What the task asks
Gather every line from the entries below that includes "JSON".
Extracted information start
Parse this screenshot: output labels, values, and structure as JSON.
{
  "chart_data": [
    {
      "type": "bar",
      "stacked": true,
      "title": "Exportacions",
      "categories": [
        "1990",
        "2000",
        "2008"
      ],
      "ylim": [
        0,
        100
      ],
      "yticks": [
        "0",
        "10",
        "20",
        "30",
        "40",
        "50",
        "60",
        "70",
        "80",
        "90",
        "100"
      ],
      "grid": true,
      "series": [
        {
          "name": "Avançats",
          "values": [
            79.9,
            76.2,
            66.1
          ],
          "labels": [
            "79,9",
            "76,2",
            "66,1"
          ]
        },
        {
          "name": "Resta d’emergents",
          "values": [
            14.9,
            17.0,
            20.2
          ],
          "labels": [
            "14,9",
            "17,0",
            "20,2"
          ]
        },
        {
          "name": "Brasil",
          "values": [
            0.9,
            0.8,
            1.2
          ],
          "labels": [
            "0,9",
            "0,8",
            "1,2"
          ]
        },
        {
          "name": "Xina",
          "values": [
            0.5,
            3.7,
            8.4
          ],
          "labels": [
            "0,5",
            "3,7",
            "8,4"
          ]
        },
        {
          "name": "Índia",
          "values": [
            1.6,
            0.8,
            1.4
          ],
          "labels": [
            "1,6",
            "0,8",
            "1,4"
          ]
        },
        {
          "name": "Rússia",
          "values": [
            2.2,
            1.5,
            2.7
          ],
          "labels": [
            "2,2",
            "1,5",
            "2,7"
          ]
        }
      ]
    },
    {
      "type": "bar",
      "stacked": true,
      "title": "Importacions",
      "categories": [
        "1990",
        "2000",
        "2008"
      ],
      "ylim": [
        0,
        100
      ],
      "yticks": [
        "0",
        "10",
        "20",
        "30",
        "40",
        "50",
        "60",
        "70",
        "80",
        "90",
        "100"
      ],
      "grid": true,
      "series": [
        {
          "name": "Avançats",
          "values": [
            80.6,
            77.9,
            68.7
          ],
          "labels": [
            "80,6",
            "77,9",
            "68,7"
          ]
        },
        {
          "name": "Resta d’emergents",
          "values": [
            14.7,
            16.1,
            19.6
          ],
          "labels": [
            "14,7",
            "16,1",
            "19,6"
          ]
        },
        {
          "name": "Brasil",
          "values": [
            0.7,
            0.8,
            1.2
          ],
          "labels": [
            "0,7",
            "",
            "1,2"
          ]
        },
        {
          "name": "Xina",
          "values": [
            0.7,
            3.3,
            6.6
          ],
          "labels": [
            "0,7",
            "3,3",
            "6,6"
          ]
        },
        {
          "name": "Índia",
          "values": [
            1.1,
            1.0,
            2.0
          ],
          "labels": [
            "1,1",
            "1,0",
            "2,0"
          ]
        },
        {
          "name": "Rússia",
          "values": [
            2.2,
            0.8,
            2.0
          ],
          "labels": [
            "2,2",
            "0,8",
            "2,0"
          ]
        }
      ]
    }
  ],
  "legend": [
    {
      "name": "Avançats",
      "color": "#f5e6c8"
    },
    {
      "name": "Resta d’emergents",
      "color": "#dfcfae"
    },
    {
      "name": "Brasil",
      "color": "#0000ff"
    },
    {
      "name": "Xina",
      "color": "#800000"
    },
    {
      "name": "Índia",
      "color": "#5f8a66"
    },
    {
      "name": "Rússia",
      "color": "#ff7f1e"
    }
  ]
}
Extracted information end
Extracted information start
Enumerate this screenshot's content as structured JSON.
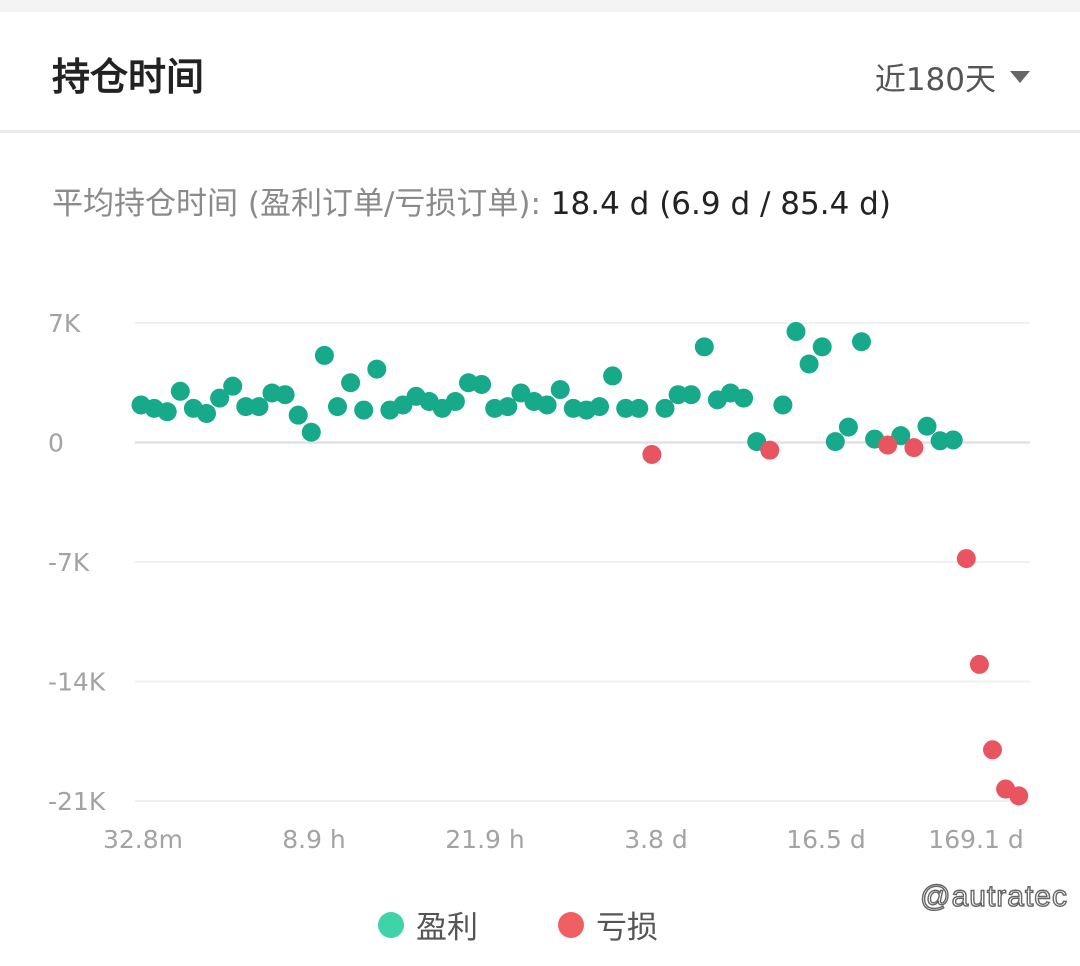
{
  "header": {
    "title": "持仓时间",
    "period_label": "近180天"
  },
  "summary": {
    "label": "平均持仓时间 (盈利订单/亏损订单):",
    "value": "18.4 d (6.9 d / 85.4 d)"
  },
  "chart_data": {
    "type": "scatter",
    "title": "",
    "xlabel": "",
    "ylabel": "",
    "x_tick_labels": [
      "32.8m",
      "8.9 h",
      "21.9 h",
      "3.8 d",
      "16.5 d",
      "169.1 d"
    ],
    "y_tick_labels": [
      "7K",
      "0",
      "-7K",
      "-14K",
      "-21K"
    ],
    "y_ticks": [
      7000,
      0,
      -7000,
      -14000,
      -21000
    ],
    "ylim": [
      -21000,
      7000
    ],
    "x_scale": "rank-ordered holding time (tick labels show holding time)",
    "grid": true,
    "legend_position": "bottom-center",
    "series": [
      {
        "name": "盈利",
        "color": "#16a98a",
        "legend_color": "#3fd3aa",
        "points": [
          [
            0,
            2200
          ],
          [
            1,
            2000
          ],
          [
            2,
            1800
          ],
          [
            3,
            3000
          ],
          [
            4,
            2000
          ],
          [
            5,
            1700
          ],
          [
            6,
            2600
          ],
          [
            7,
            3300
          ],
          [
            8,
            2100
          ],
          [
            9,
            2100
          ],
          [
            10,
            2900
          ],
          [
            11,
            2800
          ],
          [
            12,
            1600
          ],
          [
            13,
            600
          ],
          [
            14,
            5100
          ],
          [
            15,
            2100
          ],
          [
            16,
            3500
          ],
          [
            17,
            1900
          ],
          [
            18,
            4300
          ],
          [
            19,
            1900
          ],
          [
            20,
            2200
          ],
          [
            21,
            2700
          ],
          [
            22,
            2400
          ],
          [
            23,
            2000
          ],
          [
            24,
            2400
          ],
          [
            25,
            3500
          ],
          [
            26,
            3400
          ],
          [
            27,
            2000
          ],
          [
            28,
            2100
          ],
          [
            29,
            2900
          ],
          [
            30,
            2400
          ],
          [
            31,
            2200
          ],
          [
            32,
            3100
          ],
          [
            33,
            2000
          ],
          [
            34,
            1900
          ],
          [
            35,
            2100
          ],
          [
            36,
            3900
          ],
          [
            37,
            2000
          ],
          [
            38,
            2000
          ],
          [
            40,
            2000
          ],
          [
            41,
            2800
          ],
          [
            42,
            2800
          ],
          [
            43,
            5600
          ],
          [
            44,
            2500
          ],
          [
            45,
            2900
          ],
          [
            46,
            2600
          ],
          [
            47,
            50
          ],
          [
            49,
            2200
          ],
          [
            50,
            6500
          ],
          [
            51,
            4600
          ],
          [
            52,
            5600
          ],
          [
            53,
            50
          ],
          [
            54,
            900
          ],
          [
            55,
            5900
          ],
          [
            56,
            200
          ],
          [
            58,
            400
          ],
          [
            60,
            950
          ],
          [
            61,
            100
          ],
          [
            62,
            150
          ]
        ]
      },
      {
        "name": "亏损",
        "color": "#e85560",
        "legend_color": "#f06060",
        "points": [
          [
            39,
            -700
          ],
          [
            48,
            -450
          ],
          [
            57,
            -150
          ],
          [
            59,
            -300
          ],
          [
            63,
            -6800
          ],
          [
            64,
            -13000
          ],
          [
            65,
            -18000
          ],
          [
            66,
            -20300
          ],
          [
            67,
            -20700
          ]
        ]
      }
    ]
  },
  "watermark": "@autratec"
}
Extracted information end
Extracted information start
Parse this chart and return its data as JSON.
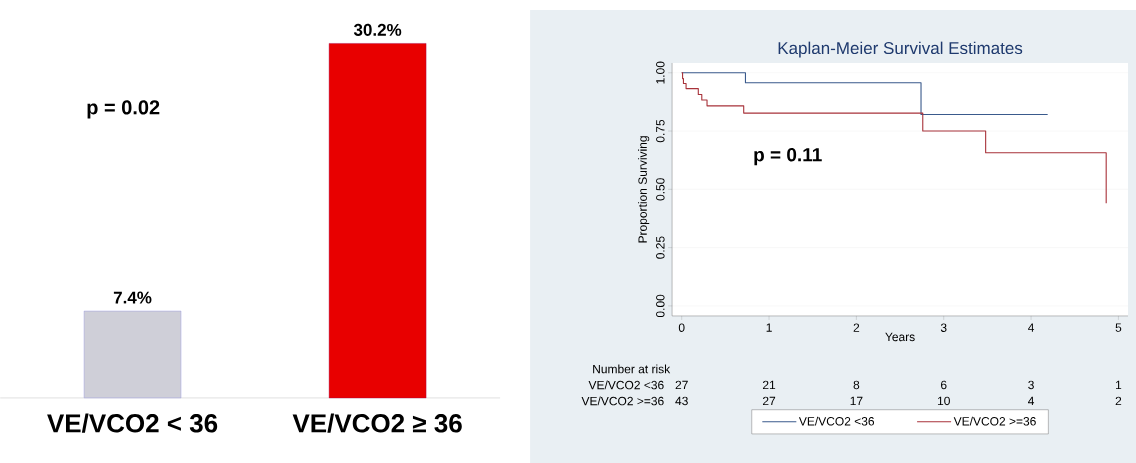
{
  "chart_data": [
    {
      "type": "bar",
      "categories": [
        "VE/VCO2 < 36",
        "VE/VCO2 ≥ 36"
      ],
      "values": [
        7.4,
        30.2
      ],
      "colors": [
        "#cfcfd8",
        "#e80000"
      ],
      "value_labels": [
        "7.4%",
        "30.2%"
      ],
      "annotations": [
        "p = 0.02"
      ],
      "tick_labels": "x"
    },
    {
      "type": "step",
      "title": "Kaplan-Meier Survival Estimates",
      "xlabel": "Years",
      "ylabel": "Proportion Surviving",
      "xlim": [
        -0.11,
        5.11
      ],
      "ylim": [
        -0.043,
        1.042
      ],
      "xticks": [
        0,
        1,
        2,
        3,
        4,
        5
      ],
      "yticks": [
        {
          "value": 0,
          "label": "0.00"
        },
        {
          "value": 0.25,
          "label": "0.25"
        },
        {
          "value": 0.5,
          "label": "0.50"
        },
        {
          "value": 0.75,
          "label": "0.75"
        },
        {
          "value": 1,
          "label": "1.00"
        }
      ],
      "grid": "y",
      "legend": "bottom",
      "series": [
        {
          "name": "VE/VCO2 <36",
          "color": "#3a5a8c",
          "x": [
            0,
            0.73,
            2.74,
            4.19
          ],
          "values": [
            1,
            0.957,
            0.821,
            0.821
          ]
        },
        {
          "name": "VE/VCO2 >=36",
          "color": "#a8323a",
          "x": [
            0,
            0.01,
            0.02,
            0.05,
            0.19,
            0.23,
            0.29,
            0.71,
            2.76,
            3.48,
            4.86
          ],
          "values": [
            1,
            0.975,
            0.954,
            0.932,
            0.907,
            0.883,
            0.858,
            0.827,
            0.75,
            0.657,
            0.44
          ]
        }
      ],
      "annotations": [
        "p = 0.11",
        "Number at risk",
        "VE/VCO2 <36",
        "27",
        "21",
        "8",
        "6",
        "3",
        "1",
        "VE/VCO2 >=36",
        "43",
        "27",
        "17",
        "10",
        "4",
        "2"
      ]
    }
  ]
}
Extracted information end
Answer to the task
Parse this screenshot: output labels, values, and structure as JSON.
Enumerate this screenshot's content as structured JSON.
Parse this chart and return its data as JSON.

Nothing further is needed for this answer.